___ SOURCE MATERIAL
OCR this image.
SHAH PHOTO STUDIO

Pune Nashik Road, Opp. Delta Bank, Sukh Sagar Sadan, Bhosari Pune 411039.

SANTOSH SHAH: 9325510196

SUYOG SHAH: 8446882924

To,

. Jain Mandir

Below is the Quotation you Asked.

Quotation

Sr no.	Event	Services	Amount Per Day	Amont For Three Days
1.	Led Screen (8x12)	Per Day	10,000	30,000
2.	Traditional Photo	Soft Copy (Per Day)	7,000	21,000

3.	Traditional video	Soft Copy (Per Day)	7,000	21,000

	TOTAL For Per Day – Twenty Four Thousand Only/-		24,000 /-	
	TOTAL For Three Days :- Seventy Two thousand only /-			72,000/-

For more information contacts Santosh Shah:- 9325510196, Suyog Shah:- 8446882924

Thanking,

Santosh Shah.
______
___ SOURCE MATERIAL
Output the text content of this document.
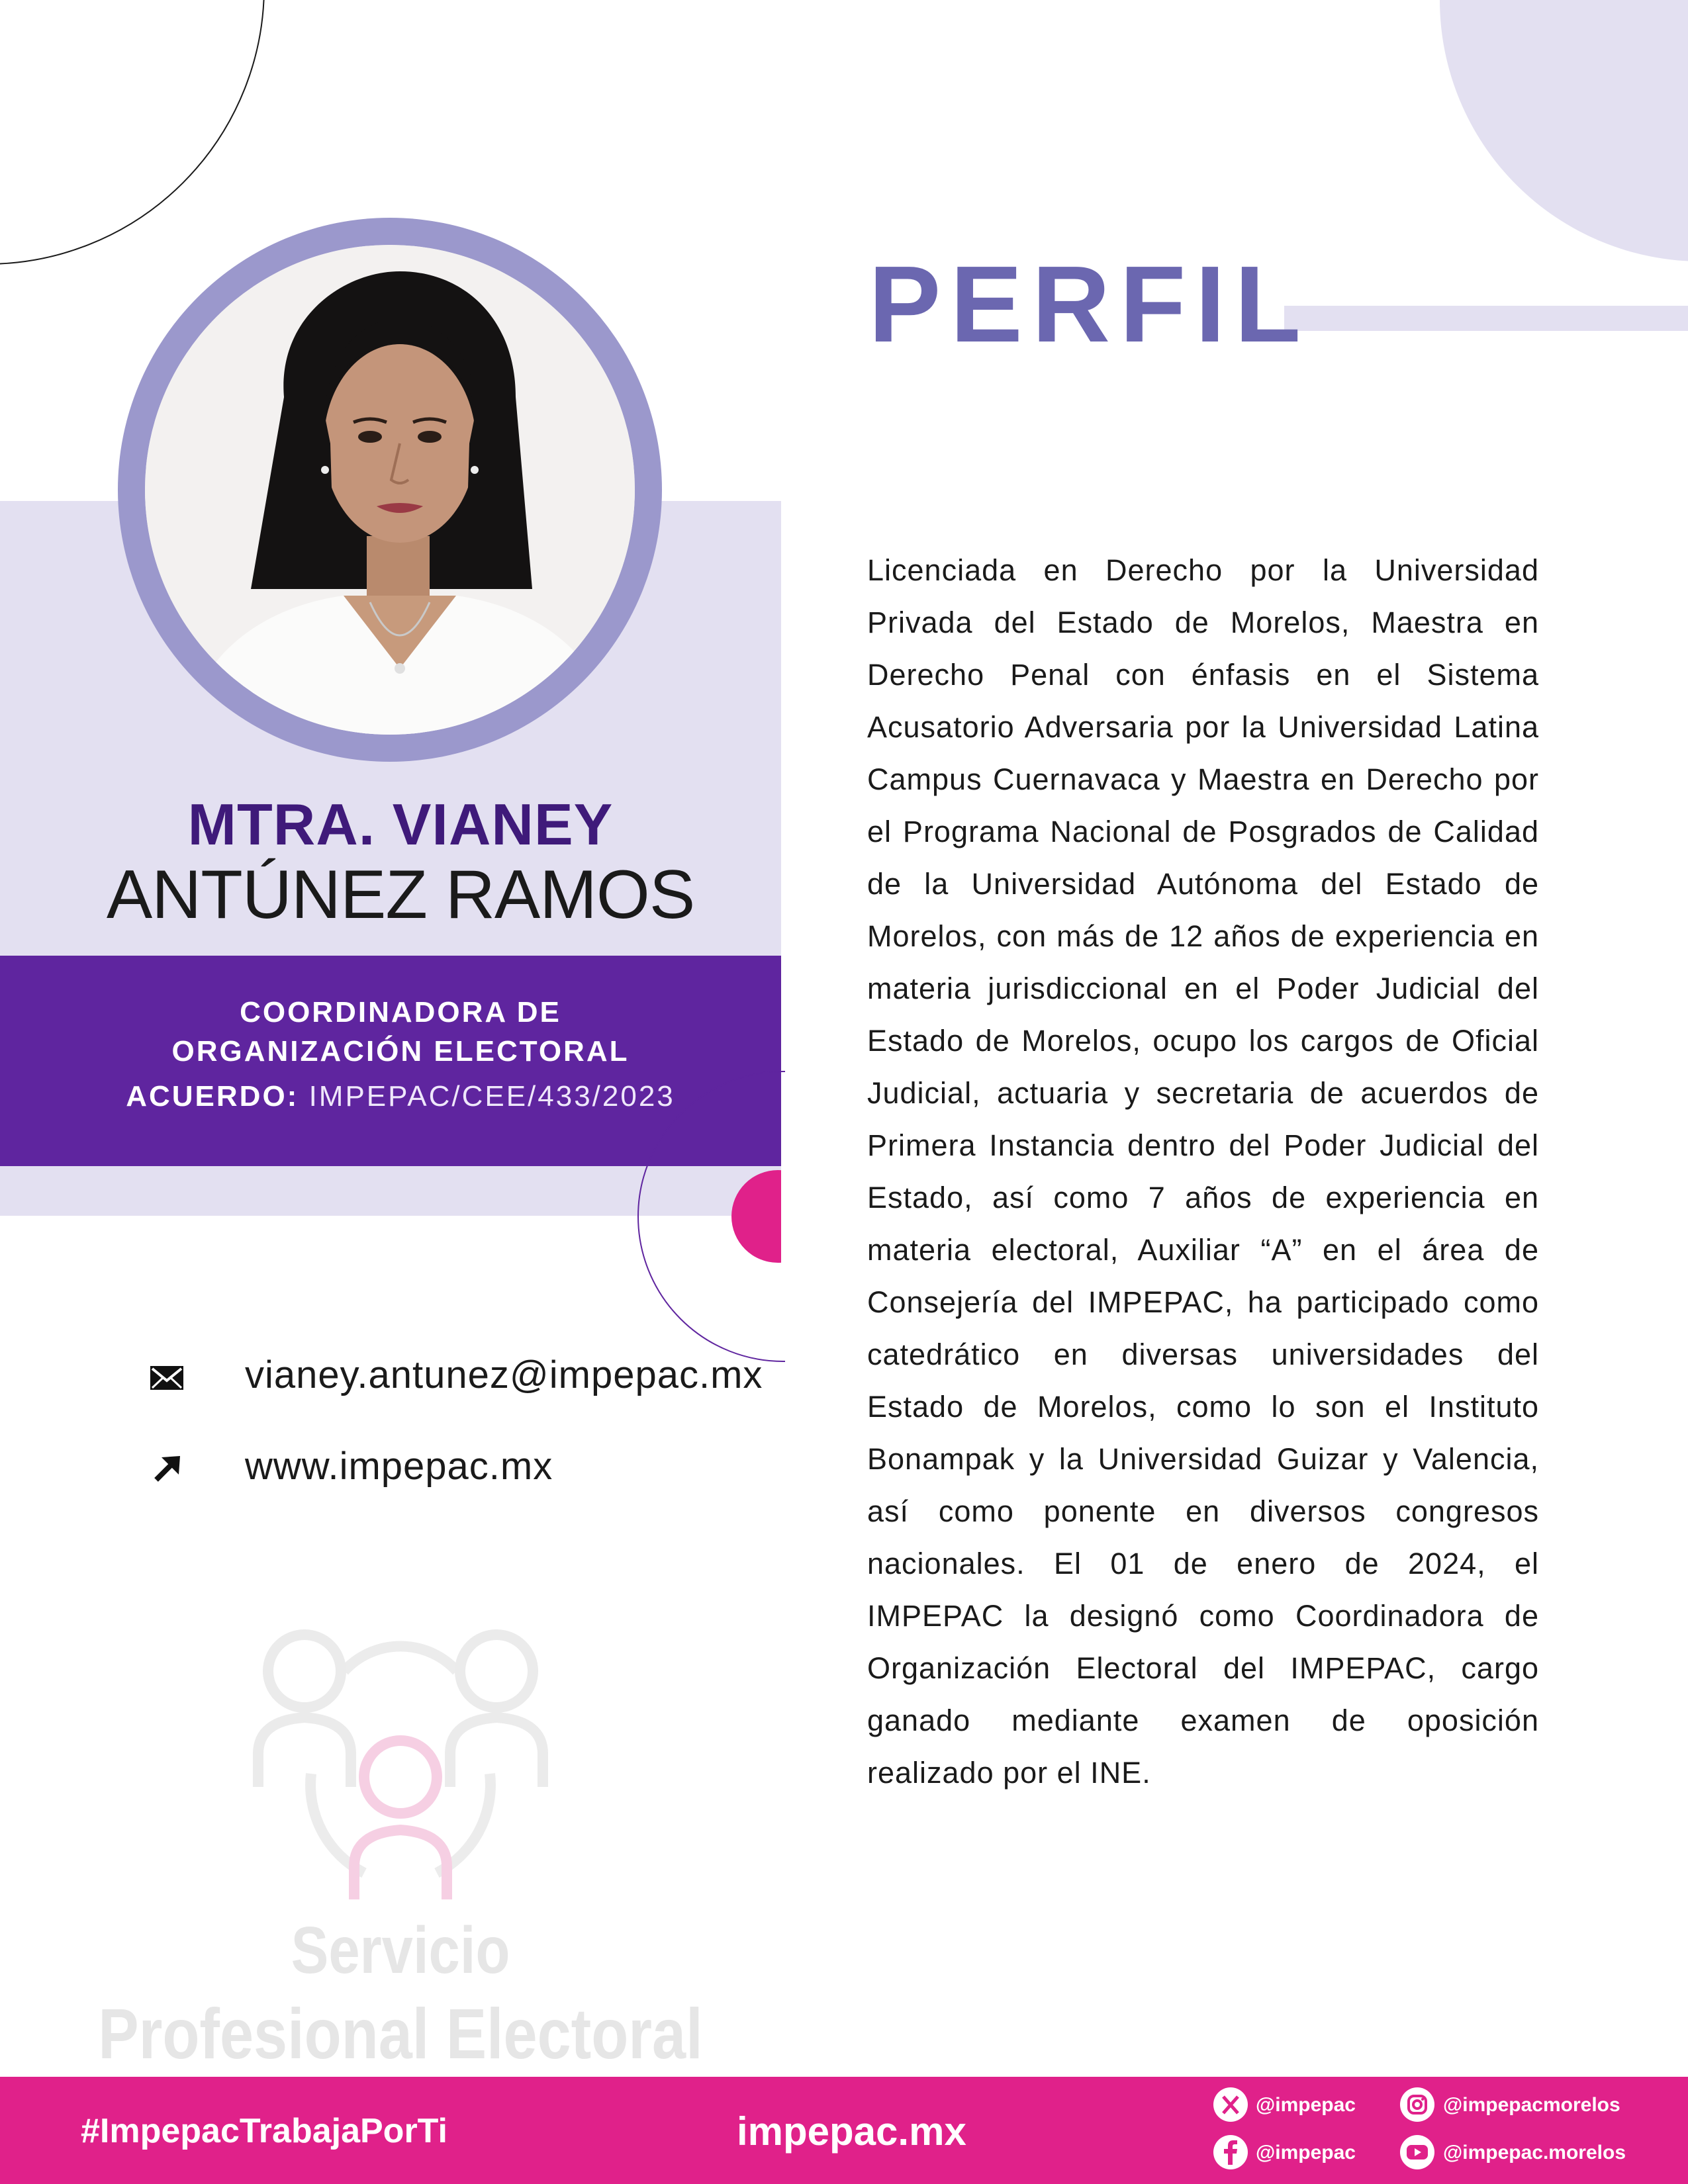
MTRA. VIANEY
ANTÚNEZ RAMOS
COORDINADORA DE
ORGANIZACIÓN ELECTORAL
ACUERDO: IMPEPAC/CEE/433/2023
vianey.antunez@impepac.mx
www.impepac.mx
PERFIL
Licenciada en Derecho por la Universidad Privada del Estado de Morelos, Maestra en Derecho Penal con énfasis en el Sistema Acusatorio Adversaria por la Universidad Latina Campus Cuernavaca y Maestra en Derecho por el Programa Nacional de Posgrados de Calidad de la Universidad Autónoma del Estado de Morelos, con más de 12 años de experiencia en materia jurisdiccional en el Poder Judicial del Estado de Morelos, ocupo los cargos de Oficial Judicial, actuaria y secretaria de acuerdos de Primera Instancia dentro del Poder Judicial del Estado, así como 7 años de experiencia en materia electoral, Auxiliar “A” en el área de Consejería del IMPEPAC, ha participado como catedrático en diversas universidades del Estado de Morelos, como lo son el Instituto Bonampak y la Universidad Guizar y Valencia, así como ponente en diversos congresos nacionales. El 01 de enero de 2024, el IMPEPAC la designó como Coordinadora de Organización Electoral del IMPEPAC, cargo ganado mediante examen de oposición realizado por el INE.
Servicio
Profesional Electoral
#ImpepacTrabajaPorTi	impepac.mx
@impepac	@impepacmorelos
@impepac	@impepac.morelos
______
___ SOURCE MATERIAL
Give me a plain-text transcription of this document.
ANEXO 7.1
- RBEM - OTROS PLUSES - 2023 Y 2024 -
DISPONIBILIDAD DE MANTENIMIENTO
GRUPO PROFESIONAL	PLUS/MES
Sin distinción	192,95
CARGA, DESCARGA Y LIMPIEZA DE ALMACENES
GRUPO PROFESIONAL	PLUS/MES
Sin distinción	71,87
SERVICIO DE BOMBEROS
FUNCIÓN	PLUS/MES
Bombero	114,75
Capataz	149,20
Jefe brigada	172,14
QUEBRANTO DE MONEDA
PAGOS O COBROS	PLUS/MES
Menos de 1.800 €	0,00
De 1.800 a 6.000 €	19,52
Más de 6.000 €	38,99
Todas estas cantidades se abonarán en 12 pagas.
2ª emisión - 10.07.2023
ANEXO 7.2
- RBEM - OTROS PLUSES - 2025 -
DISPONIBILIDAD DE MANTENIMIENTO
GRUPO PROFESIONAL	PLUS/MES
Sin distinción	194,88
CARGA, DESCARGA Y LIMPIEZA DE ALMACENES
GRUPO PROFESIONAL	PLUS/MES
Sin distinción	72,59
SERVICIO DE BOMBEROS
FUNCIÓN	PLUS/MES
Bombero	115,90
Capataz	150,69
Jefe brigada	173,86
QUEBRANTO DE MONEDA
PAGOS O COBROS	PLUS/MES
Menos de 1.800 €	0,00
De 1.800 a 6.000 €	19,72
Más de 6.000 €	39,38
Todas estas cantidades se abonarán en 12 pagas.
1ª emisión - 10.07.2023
______
Copy each line of the records that contains the word "this".

OCR this image.
Output the text content of this document.
Give me a plain-text transcription of this document.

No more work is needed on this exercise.